● **The exercise**
Search the material below for the string "hackspett" and extract each line that has it.

%%

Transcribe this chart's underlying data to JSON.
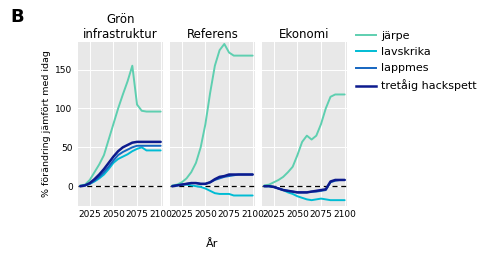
{
  "title_label": "B",
  "panel_titles": [
    "Grön\ninfrastruktur",
    "Referens",
    "Ekonomi"
  ],
  "xlabel": "År",
  "ylabel": "% förändring jämfört med idag",
  "years": [
    2015,
    2020,
    2025,
    2030,
    2035,
    2040,
    2045,
    2050,
    2055,
    2060,
    2065,
    2070,
    2075,
    2080,
    2085,
    2090,
    2095,
    2100
  ],
  "series": {
    "järpe": {
      "color": "#5ecfb0",
      "lw": 1.4,
      "panels": [
        [
          1,
          2,
          8,
          18,
          28,
          40,
          60,
          80,
          100,
          118,
          135,
          155,
          105,
          97,
          96,
          96,
          96,
          96
        ],
        [
          1,
          2,
          5,
          10,
          18,
          30,
          50,
          80,
          120,
          155,
          175,
          183,
          172,
          168,
          168,
          168,
          168,
          168
        ],
        [
          1,
          2,
          5,
          8,
          12,
          18,
          25,
          40,
          57,
          65,
          60,
          65,
          80,
          100,
          115,
          118,
          118,
          118
        ]
      ]
    },
    "lavskrika": {
      "color": "#00bcd4",
      "lw": 1.4,
      "panels": [
        [
          0,
          1,
          3,
          6,
          10,
          15,
          22,
          30,
          35,
          38,
          41,
          45,
          48,
          50,
          46,
          46,
          46,
          46
        ],
        [
          0,
          1,
          2,
          2,
          1,
          0,
          -1,
          -3,
          -6,
          -9,
          -10,
          -10,
          -10,
          -12,
          -12,
          -12,
          -12,
          -12
        ],
        [
          0,
          0,
          -1,
          -3,
          -5,
          -8,
          -10,
          -13,
          -15,
          -17,
          -18,
          -17,
          -16,
          -17,
          -18,
          -18,
          -18,
          -18
        ]
      ]
    },
    "lappmes": {
      "color": "#1565c0",
      "lw": 1.4,
      "panels": [
        [
          0,
          1,
          3,
          7,
          12,
          18,
          25,
          33,
          40,
          44,
          47,
          50,
          52,
          52,
          52,
          52,
          52,
          52
        ],
        [
          0,
          1,
          2,
          3,
          4,
          4,
          3,
          3,
          5,
          8,
          10,
          12,
          13,
          14,
          15,
          15,
          15,
          15
        ],
        [
          0,
          0,
          -1,
          -3,
          -5,
          -6,
          -7,
          -8,
          -8,
          -8,
          -7,
          -7,
          -6,
          -5,
          5,
          7,
          8,
          8
        ]
      ]
    },
    "tretåig hackspett": {
      "color": "#0d1b8e",
      "lw": 1.8,
      "panels": [
        [
          0,
          1,
          4,
          9,
          15,
          22,
          30,
          38,
          45,
          50,
          53,
          56,
          57,
          57,
          57,
          57,
          57,
          57
        ],
        [
          0,
          1,
          2,
          3,
          4,
          4,
          3,
          3,
          5,
          9,
          12,
          13,
          15,
          15,
          15,
          15,
          15,
          15
        ],
        [
          0,
          0,
          -1,
          -3,
          -5,
          -6,
          -7,
          -8,
          -8,
          -8,
          -7,
          -6,
          -5,
          -4,
          6,
          8,
          8,
          8
        ]
      ]
    }
  },
  "ylim": [
    -25,
    185
  ],
  "yticks": [
    0,
    50,
    100,
    150
  ],
  "ytick_labels": [
    "0",
    "50",
    "100",
    "150"
  ],
  "xticks": [
    2025,
    2050,
    2075,
    2100
  ],
  "bg_color": "#e8e8e8",
  "legend_species": [
    "järpe",
    "lavskrika",
    "lappmes",
    "tretåig hackspett"
  ],
  "legend_colors": [
    "#5ecfb0",
    "#00bcd4",
    "#1565c0",
    "#0d1b8e"
  ],
  "legend_lw": [
    1.4,
    1.4,
    1.4,
    1.8
  ],
  "fig_width": 5.0,
  "fig_height": 2.57,
  "fig_dpi": 100
}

%%

● **Solution to the problem**
    "tretåig hackspett": {
    "tretåig hackspett"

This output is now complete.